(Dataset records)
[START]

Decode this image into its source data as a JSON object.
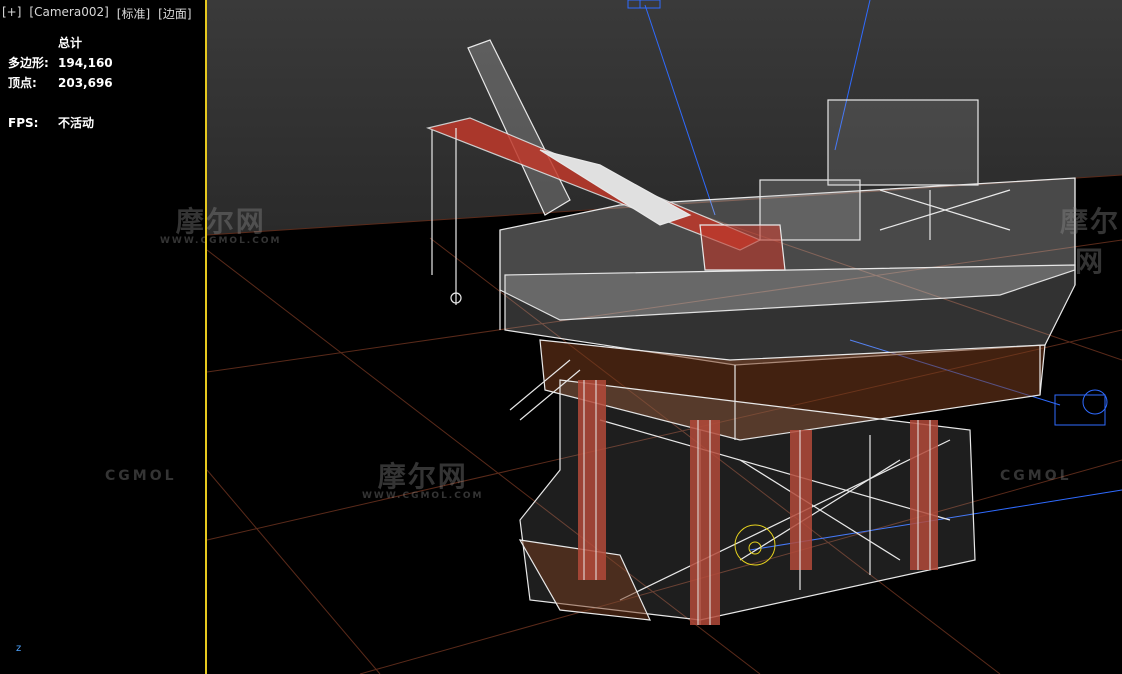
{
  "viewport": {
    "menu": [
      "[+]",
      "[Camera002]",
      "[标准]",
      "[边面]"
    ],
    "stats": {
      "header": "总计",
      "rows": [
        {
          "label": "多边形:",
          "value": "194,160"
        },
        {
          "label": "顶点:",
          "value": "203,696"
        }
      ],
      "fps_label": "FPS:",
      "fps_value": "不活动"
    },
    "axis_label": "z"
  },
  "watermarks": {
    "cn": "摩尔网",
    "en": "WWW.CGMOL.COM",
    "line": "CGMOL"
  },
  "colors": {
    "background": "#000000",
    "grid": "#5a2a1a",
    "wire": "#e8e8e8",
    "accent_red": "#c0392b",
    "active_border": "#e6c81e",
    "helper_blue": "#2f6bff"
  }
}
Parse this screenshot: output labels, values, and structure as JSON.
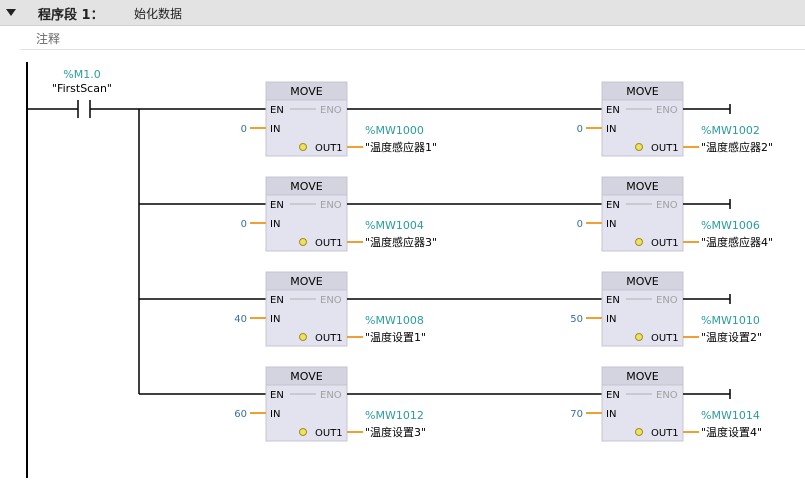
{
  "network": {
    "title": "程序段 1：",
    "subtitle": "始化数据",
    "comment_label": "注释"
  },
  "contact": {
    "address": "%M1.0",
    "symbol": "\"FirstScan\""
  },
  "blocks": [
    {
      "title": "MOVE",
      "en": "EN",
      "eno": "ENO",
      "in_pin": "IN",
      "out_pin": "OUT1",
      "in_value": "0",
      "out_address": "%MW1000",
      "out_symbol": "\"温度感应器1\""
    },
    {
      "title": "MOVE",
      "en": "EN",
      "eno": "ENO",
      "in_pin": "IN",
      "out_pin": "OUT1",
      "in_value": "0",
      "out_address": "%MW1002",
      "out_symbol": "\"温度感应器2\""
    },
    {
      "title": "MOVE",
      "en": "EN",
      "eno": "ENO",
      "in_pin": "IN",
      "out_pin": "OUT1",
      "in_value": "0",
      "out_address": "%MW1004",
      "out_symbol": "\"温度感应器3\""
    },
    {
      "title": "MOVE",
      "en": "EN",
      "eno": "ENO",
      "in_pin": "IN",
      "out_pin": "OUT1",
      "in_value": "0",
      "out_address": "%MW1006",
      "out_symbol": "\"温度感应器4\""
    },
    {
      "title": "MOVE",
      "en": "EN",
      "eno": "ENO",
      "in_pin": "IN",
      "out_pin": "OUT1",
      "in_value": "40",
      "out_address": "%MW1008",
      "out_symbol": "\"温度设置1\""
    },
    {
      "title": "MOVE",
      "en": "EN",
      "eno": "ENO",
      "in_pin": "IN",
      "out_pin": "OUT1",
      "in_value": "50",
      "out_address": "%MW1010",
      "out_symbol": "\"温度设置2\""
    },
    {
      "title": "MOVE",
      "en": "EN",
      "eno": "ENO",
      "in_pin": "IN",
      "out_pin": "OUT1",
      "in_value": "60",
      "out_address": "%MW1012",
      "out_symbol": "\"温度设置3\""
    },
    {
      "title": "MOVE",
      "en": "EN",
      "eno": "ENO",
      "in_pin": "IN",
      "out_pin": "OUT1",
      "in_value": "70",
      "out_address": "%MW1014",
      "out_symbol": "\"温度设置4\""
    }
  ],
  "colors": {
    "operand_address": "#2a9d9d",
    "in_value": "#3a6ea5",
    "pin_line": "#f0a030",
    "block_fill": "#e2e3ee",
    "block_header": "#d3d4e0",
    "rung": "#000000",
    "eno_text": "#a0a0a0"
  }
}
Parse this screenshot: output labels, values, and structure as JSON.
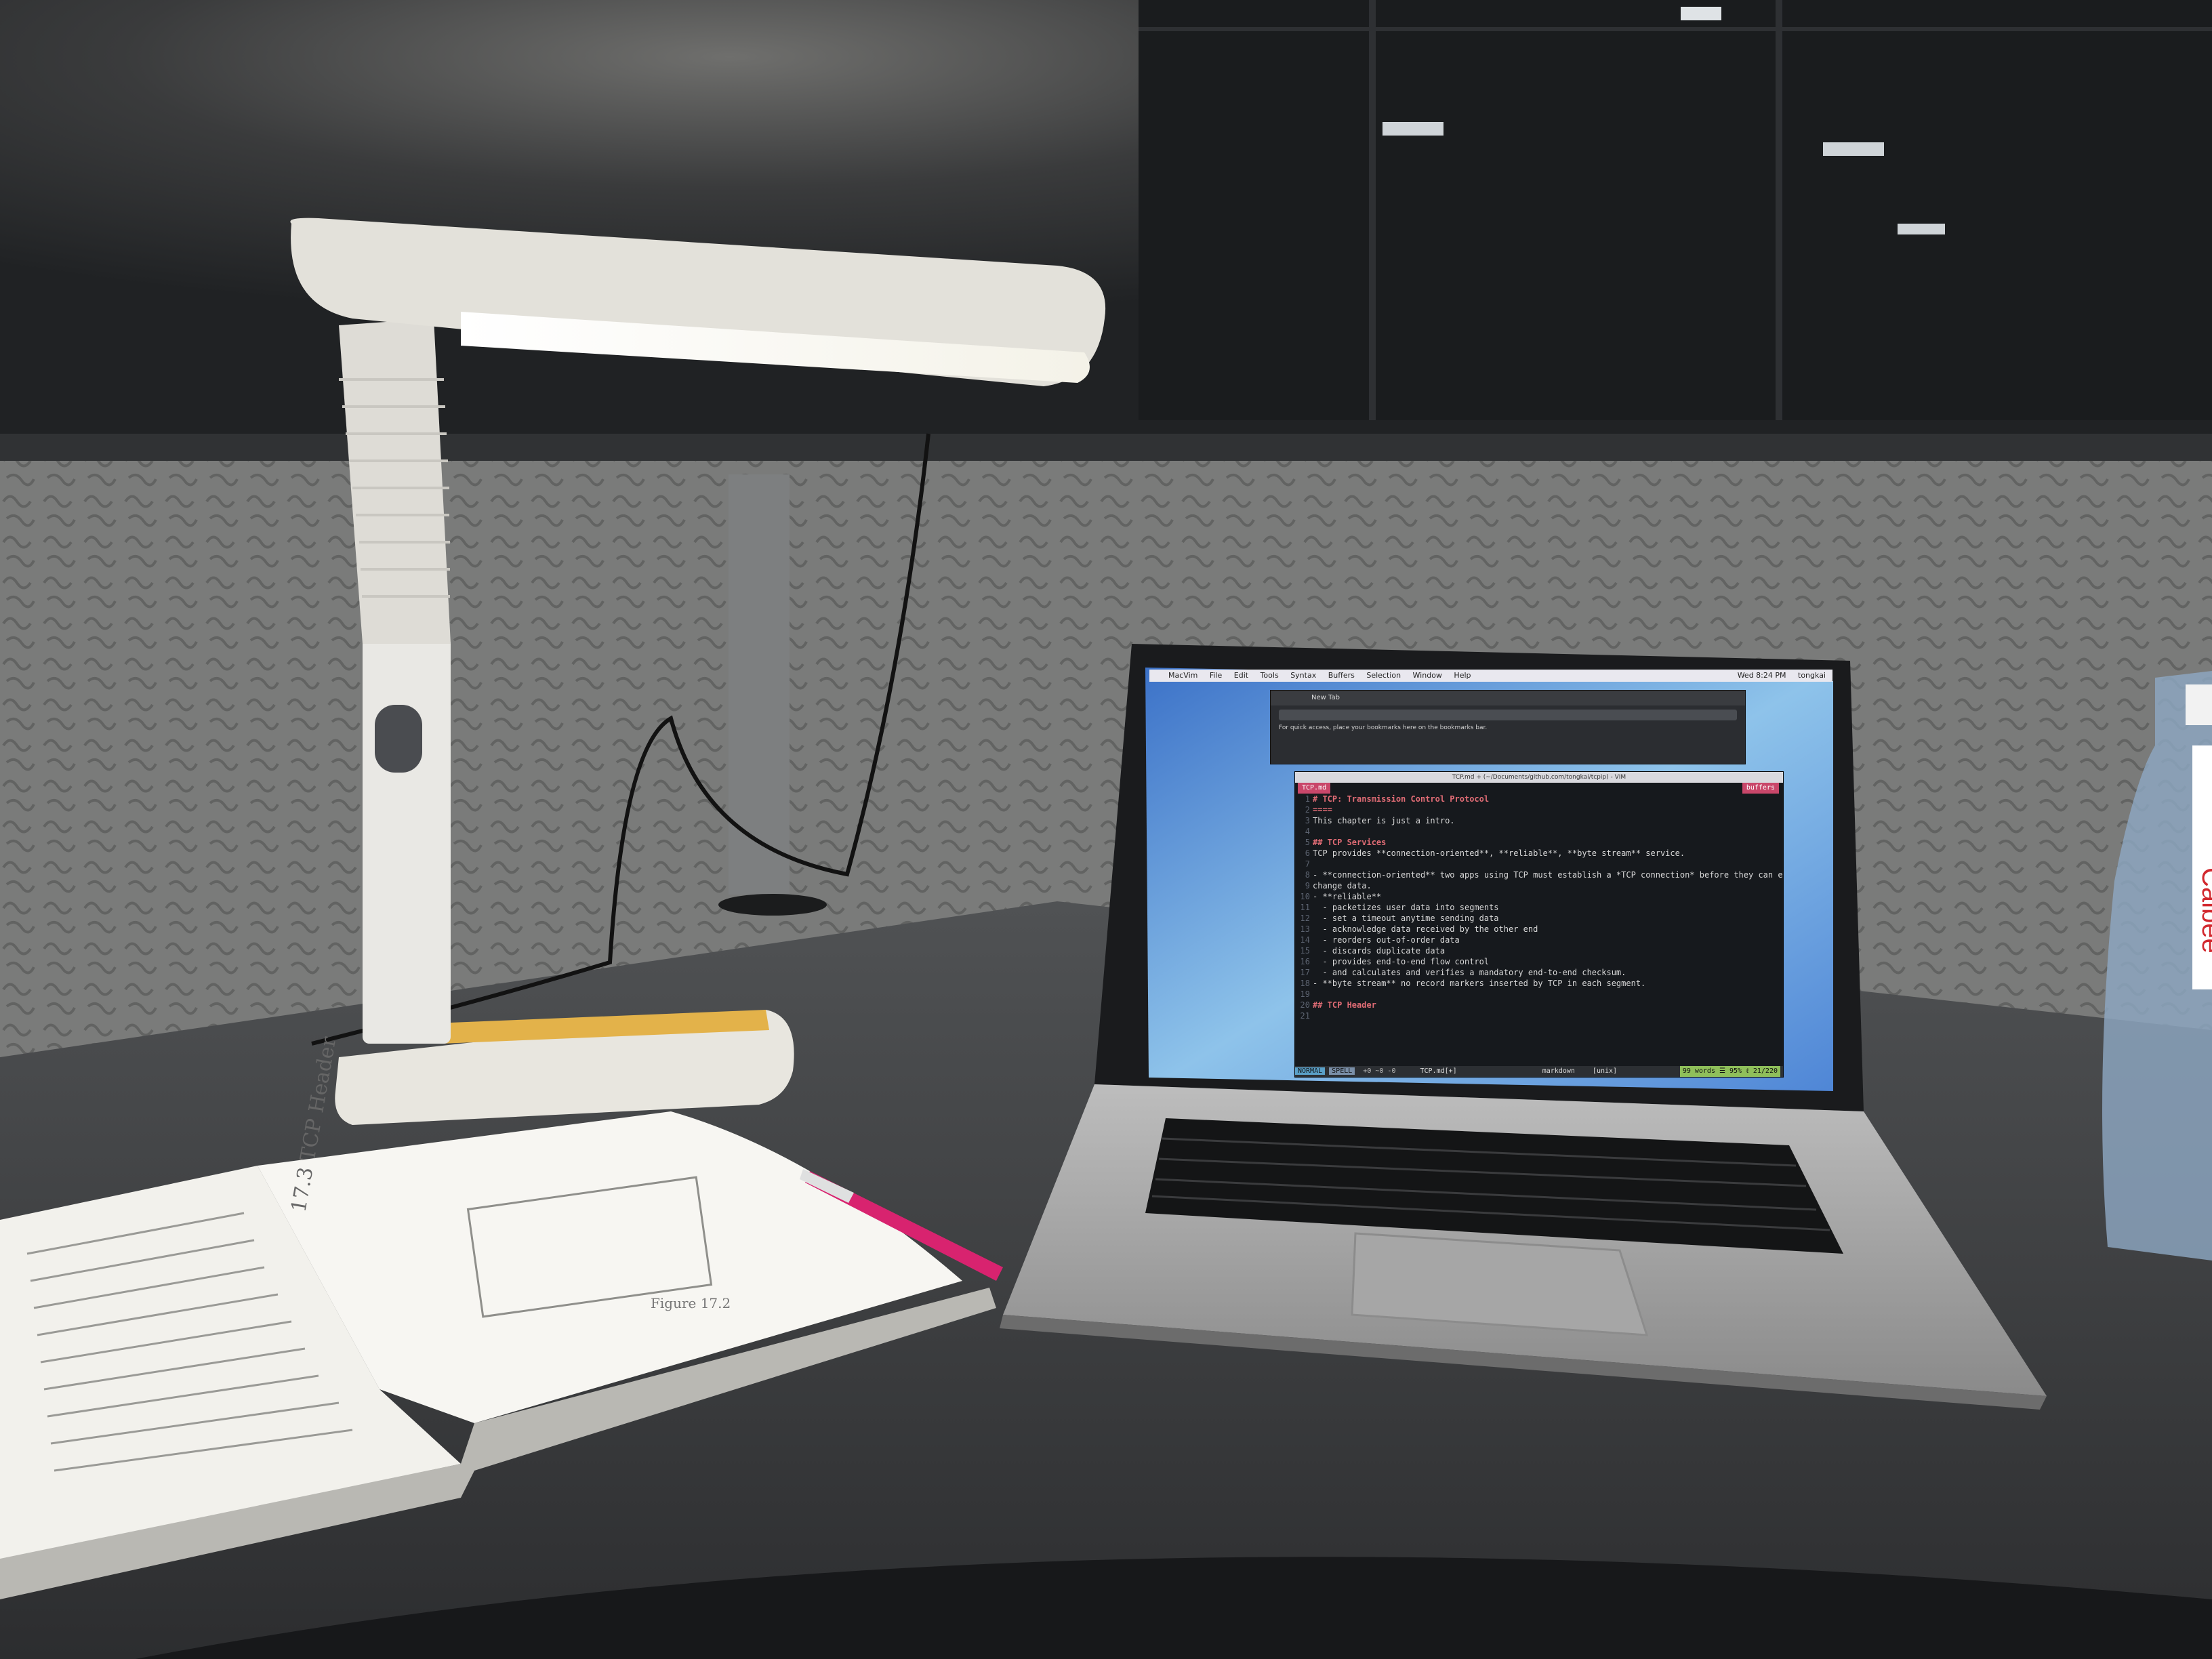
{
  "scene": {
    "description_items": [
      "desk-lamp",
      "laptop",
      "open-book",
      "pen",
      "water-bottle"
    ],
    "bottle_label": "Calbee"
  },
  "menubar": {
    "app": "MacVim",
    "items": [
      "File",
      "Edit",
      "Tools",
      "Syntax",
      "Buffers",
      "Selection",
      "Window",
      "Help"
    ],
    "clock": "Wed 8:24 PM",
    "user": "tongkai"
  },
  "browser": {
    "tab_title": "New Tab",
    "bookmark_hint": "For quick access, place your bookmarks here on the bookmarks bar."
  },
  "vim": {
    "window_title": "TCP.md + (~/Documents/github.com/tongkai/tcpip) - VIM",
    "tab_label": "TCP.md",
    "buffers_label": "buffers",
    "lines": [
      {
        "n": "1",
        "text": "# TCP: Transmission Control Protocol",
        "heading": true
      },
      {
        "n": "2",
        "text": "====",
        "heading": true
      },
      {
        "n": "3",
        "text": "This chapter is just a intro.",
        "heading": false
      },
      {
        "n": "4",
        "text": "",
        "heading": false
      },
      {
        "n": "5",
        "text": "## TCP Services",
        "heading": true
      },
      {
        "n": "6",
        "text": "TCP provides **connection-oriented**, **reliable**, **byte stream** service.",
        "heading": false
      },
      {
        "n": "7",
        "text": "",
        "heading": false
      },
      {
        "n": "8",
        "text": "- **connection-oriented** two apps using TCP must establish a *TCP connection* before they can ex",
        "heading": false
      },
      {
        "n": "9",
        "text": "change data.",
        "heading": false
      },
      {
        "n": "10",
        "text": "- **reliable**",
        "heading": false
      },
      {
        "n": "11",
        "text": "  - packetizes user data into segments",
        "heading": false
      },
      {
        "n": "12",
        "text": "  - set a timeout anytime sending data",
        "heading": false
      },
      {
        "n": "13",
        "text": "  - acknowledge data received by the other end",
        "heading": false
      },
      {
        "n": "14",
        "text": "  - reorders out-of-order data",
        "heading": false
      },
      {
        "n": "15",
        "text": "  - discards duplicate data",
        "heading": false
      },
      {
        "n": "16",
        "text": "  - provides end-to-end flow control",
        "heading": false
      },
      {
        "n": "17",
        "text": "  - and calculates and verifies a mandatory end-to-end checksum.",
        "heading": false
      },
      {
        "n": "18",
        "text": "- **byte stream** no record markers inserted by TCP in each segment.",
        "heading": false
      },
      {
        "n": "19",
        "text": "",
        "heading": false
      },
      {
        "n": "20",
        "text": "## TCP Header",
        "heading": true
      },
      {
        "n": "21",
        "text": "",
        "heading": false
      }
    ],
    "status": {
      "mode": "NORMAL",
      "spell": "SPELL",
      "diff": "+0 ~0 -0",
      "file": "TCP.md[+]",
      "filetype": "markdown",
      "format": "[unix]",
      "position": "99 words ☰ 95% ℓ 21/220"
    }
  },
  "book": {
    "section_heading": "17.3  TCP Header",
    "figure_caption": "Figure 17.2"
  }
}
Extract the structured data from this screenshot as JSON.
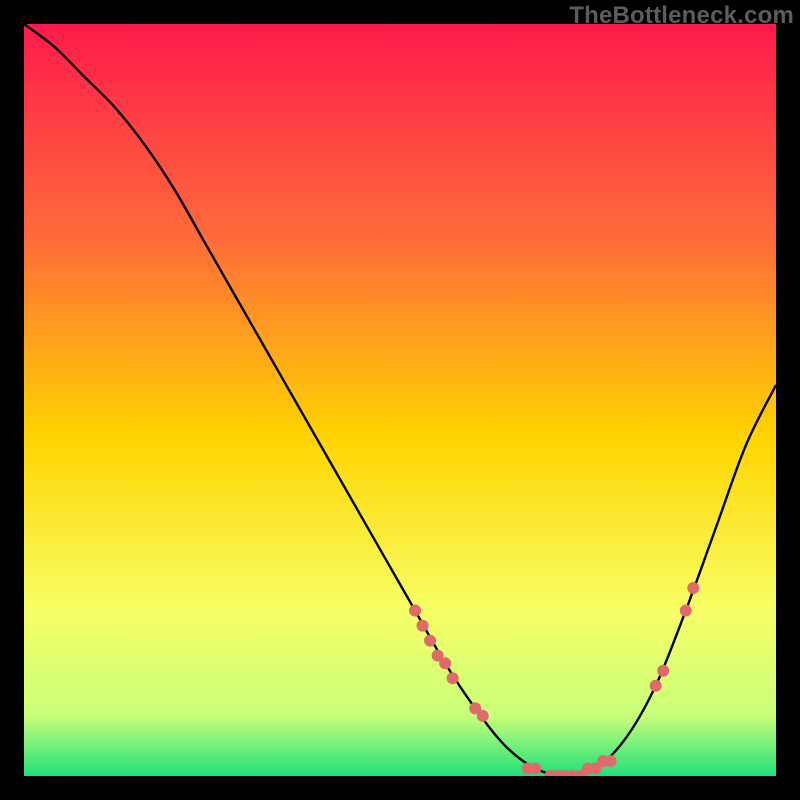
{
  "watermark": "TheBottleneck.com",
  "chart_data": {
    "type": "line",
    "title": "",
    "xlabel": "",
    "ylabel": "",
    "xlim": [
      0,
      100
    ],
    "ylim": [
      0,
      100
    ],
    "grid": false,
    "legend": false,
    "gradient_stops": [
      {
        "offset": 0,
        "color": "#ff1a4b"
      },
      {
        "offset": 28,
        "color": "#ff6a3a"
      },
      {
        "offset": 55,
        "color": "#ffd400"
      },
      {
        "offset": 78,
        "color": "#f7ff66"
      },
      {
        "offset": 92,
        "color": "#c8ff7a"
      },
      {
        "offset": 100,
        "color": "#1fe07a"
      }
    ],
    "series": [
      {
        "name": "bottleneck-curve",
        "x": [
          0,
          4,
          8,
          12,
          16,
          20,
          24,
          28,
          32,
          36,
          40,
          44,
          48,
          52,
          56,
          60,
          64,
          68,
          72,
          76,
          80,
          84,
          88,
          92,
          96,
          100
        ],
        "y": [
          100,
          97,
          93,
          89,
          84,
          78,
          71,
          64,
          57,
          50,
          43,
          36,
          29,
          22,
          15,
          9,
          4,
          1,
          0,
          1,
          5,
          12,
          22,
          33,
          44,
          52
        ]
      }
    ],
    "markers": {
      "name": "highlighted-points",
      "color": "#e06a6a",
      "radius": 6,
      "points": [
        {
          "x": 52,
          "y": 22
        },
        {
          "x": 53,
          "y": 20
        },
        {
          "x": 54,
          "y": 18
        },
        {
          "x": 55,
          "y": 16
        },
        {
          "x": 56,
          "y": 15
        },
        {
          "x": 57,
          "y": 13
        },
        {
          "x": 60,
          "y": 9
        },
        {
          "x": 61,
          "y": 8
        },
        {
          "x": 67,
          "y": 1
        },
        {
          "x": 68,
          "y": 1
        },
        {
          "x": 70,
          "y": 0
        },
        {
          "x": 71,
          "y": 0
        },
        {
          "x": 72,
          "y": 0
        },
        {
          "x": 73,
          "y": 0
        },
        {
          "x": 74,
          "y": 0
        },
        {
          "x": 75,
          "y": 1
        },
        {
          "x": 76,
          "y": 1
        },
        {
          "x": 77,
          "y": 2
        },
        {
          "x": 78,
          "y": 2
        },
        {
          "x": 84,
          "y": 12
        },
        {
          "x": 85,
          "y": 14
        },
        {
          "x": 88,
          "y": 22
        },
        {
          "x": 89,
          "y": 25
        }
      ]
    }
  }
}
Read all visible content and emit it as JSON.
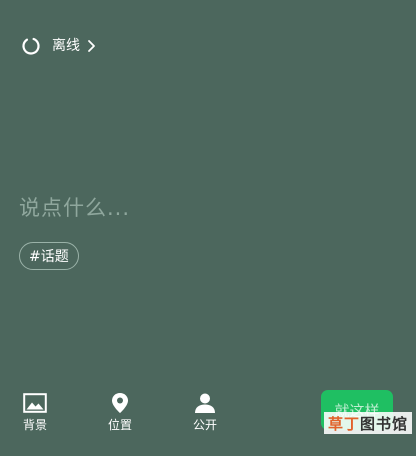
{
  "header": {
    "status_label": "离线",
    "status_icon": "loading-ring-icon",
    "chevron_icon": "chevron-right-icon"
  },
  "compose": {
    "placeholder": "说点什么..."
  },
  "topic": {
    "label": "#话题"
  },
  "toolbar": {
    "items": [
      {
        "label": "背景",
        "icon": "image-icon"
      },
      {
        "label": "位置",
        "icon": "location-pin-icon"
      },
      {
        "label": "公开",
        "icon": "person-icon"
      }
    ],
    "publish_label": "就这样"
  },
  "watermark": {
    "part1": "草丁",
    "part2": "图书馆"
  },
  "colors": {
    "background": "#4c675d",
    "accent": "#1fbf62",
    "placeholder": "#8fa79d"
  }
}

[END]

Do not include pictures. Copy only the lines running from the line with "Read all visible content and emit it as JSON." through the last line of the records, exactly as they appear.

- _Answer to this problem_
Read all visible content and emit it as JSON.
{
  "header": {
    "status_label": "离线",
    "status_icon": "loading-ring-icon",
    "chevron_icon": "chevron-right-icon"
  },
  "compose": {
    "placeholder": "说点什么..."
  },
  "topic": {
    "label": "#话题"
  },
  "toolbar": {
    "items": [
      {
        "label": "背景",
        "icon": "image-icon"
      },
      {
        "label": "位置",
        "icon": "location-pin-icon"
      },
      {
        "label": "公开",
        "icon": "person-icon"
      }
    ],
    "publish_label": "就这样"
  },
  "watermark": {
    "part1": "草丁",
    "part2": "图书馆"
  },
  "colors": {
    "background": "#4c675d",
    "accent": "#1fbf62",
    "placeholder": "#8fa79d"
  }
}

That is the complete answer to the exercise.